#### Goal of the exercise:
Repeat all of the data precisely.
-- Start Extracted information --
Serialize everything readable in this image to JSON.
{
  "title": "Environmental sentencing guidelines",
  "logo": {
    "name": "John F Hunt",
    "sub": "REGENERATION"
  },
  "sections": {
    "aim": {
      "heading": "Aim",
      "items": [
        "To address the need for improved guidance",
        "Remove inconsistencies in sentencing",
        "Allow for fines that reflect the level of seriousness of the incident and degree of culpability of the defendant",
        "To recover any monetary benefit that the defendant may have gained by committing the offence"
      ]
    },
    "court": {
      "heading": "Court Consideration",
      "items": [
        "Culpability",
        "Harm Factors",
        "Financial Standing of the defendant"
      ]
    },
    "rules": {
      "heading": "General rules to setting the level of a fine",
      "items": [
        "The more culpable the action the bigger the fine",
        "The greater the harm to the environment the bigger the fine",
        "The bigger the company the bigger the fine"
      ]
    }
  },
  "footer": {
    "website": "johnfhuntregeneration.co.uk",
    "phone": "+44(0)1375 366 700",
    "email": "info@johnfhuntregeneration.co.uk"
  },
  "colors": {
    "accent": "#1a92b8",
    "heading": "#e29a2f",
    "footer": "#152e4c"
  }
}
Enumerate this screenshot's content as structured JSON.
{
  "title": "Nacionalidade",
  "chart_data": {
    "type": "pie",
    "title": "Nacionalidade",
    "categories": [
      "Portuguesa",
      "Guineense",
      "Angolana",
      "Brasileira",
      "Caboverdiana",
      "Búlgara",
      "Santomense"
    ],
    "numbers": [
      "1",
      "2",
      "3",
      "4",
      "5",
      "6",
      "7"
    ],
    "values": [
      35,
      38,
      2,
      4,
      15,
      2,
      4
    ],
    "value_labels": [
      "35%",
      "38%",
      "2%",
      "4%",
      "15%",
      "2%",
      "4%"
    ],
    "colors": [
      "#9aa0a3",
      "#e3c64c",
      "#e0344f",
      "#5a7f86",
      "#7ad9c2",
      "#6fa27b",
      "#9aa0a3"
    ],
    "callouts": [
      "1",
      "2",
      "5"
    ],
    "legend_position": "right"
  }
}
-- End Extracted information --
#### Solution below:
Serialize everything readable in this image to JSON.
{
  "title": "Environmental sentencing guidelines",
  "logo": {
    "name": "John F Hunt",
    "sub": "REGENERATION"
  },
  "sections": {
    "aim": {
      "heading": "Aim",
      "items": [
        "To address the need for improved guidance",
        "Remove inconsistencies in sentencing",
        "Allow for fines that reflect the level of seriousness of the incident and degree of culpability of the defendant",
        "To recover any monetary benefit that the defendant may have gained by committing the offence"
      ]
    },
    "court": {
      "heading": "Court Consideration",
      "items": [
        "Culpability",
        "Harm Factors",
        "Financial Standing of the defendant"
      ]
    },
    "rules": {
      "heading": "General rules to setting the level of a fine",
      "items": [
        "The more culpable the action the bigger the fine",
        "The greater the harm to the environment the bigger the fine",
        "The bigger the company the bigger the fine"
      ]
    }
  },
  "footer": {
    "website": "johnfhuntregeneration.co.uk",
    "phone": "+44(0)1375 366 700",
    "email": "info@johnfhuntregeneration.co.uk"
  },
  "colors": {
    "accent": "#1a92b8",
    "heading": "#e29a2f",
    "footer": "#152e4c"
  }
}
Enumerate this screenshot's content as structured JSON.
{
  "title": "Nacionalidade",
  "chart_data": {
    "type": "pie",
    "title": "Nacionalidade",
    "categories": [
      "Portuguesa",
      "Guineense",
      "Angolana",
      "Brasileira",
      "Caboverdiana",
      "Búlgara",
      "Santomense"
    ],
    "numbers": [
      "1",
      "2",
      "3",
      "4",
      "5",
      "6",
      "7"
    ],
    "values": [
      35,
      38,
      2,
      4,
      15,
      2,
      4
    ],
    "value_labels": [
      "35%",
      "38%",
      "2%",
      "4%",
      "15%",
      "2%",
      "4%"
    ],
    "colors": [
      "#9aa0a3",
      "#e3c64c",
      "#e0344f",
      "#5a7f86",
      "#7ad9c2",
      "#6fa27b",
      "#9aa0a3"
    ],
    "callouts": [
      "1",
      "2",
      "5"
    ],
    "legend_position": "right"
  }
}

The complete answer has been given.